Provided material:
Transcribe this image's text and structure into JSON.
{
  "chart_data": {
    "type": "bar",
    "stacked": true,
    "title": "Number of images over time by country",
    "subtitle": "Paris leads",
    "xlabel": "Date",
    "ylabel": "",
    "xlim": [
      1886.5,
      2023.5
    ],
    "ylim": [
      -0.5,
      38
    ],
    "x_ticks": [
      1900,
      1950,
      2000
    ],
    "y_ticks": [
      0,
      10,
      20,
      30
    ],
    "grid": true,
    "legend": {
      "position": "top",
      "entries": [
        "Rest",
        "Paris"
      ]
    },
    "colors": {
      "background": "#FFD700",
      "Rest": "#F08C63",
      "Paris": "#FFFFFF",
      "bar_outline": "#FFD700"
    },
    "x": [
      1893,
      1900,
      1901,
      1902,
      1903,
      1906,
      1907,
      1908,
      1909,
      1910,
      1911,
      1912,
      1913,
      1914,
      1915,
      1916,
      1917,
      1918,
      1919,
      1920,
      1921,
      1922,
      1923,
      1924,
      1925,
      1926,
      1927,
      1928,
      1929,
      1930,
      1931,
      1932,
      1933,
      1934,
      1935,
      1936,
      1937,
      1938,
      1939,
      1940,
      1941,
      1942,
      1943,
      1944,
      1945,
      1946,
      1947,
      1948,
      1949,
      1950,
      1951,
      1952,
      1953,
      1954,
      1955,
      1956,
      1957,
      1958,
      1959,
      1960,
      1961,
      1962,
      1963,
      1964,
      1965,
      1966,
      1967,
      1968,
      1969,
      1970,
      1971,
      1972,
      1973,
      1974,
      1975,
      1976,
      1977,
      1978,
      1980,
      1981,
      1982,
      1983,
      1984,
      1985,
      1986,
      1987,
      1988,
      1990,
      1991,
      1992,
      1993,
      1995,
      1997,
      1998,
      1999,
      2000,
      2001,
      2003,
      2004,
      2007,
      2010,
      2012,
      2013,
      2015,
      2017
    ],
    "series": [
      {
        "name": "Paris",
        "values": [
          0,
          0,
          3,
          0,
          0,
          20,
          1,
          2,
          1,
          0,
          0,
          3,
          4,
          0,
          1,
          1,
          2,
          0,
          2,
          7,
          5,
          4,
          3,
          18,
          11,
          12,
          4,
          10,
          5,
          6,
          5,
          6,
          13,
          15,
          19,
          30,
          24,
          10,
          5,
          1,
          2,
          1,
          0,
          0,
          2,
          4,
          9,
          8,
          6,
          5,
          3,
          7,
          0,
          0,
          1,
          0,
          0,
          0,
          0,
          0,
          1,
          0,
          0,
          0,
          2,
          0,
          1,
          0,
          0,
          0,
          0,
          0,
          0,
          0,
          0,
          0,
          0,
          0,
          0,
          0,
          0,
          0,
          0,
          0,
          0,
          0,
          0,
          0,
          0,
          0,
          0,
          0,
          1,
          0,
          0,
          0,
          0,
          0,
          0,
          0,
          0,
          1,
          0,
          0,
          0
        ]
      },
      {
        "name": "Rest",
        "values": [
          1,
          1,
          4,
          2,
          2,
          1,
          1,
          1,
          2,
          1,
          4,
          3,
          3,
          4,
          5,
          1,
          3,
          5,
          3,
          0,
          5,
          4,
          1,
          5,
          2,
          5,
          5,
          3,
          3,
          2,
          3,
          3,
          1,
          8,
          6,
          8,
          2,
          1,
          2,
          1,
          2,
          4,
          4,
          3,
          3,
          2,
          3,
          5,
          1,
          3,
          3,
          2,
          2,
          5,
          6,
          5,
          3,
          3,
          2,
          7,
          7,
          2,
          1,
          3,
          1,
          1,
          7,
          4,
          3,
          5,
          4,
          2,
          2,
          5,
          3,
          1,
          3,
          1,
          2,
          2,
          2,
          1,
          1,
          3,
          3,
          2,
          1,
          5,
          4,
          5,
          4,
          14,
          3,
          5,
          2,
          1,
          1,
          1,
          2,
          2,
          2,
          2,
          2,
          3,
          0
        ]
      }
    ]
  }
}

Task prompt: Take the records above and return them exactly as written.

Answer to this problem:
Transcribe this image's text and structure into JSON.
{
  "chart_data": {
    "type": "bar",
    "stacked": true,
    "title": "Number of images over time by country",
    "subtitle": "Paris leads",
    "xlabel": "Date",
    "ylabel": "",
    "xlim": [
      1886.5,
      2023.5
    ],
    "ylim": [
      -0.5,
      38
    ],
    "x_ticks": [
      1900,
      1950,
      2000
    ],
    "y_ticks": [
      0,
      10,
      20,
      30
    ],
    "grid": true,
    "legend": {
      "position": "top",
      "entries": [
        "Rest",
        "Paris"
      ]
    },
    "colors": {
      "background": "#FFD700",
      "Rest": "#F08C63",
      "Paris": "#FFFFFF",
      "bar_outline": "#FFD700"
    },
    "x": [
      1893,
      1900,
      1901,
      1902,
      1903,
      1906,
      1907,
      1908,
      1909,
      1910,
      1911,
      1912,
      1913,
      1914,
      1915,
      1916,
      1917,
      1918,
      1919,
      1920,
      1921,
      1922,
      1923,
      1924,
      1925,
      1926,
      1927,
      1928,
      1929,
      1930,
      1931,
      1932,
      1933,
      1934,
      1935,
      1936,
      1937,
      1938,
      1939,
      1940,
      1941,
      1942,
      1943,
      1944,
      1945,
      1946,
      1947,
      1948,
      1949,
      1950,
      1951,
      1952,
      1953,
      1954,
      1955,
      1956,
      1957,
      1958,
      1959,
      1960,
      1961,
      1962,
      1963,
      1964,
      1965,
      1966,
      1967,
      1968,
      1969,
      1970,
      1971,
      1972,
      1973,
      1974,
      1975,
      1976,
      1977,
      1978,
      1980,
      1981,
      1982,
      1983,
      1984,
      1985,
      1986,
      1987,
      1988,
      1990,
      1991,
      1992,
      1993,
      1995,
      1997,
      1998,
      1999,
      2000,
      2001,
      2003,
      2004,
      2007,
      2010,
      2012,
      2013,
      2015,
      2017
    ],
    "series": [
      {
        "name": "Paris",
        "values": [
          0,
          0,
          3,
          0,
          0,
          20,
          1,
          2,
          1,
          0,
          0,
          3,
          4,
          0,
          1,
          1,
          2,
          0,
          2,
          7,
          5,
          4,
          3,
          18,
          11,
          12,
          4,
          10,
          5,
          6,
          5,
          6,
          13,
          15,
          19,
          30,
          24,
          10,
          5,
          1,
          2,
          1,
          0,
          0,
          2,
          4,
          9,
          8,
          6,
          5,
          3,
          7,
          0,
          0,
          1,
          0,
          0,
          0,
          0,
          0,
          1,
          0,
          0,
          0,
          2,
          0,
          1,
          0,
          0,
          0,
          0,
          0,
          0,
          0,
          0,
          0,
          0,
          0,
          0,
          0,
          0,
          0,
          0,
          0,
          0,
          0,
          0,
          0,
          0,
          0,
          0,
          0,
          1,
          0,
          0,
          0,
          0,
          0,
          0,
          0,
          0,
          1,
          0,
          0,
          0
        ]
      },
      {
        "name": "Rest",
        "values": [
          1,
          1,
          4,
          2,
          2,
          1,
          1,
          1,
          2,
          1,
          4,
          3,
          3,
          4,
          5,
          1,
          3,
          5,
          3,
          0,
          5,
          4,
          1,
          5,
          2,
          5,
          5,
          3,
          3,
          2,
          3,
          3,
          1,
          8,
          6,
          8,
          2,
          1,
          2,
          1,
          2,
          4,
          4,
          3,
          3,
          2,
          3,
          5,
          1,
          3,
          3,
          2,
          2,
          5,
          6,
          5,
          3,
          3,
          2,
          7,
          7,
          2,
          1,
          3,
          1,
          1,
          7,
          4,
          3,
          5,
          4,
          2,
          2,
          5,
          3,
          1,
          3,
          1,
          2,
          2,
          2,
          1,
          1,
          3,
          3,
          2,
          1,
          5,
          4,
          5,
          4,
          14,
          3,
          5,
          2,
          1,
          1,
          1,
          2,
          2,
          2,
          2,
          2,
          3,
          0
        ]
      }
    ]
  }
}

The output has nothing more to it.